In full and without deviation, write out the entries that follow.

- - - -

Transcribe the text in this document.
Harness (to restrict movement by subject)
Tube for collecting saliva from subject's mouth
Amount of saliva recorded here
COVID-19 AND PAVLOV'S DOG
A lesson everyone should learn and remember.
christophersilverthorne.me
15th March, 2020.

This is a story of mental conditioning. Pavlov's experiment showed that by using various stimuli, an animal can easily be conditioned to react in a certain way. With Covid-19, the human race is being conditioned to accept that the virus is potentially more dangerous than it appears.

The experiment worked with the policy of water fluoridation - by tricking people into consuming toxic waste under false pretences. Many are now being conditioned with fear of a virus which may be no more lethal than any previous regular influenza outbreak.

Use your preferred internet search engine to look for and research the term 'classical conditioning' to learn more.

- - - -

• OUTPUT:
Transcribe the text in this document.
Harness (to restrict movement by subject)
Tube for collecting saliva from subject's mouth
Amount of saliva recorded here
COVID-19 AND PAVLOV'S DOG
A lesson everyone should learn and remember.
christophersilverthorne.me
15th March, 2020.

This is a story of mental conditioning. Pavlov's experiment showed that by using various stimuli, an animal can easily be conditioned to react in a certain way. With Covid-19, the human race is being conditioned to accept that the virus is potentially more dangerous than it appears.

The experiment worked with the policy of water fluoridation - by tricking people into consuming toxic waste under false pretences. Many are now being conditioned with fear of a virus which may be no more lethal than any previous regular influenza outbreak.

Use your preferred internet search engine to look for and research the term 'classical conditioning' to learn more.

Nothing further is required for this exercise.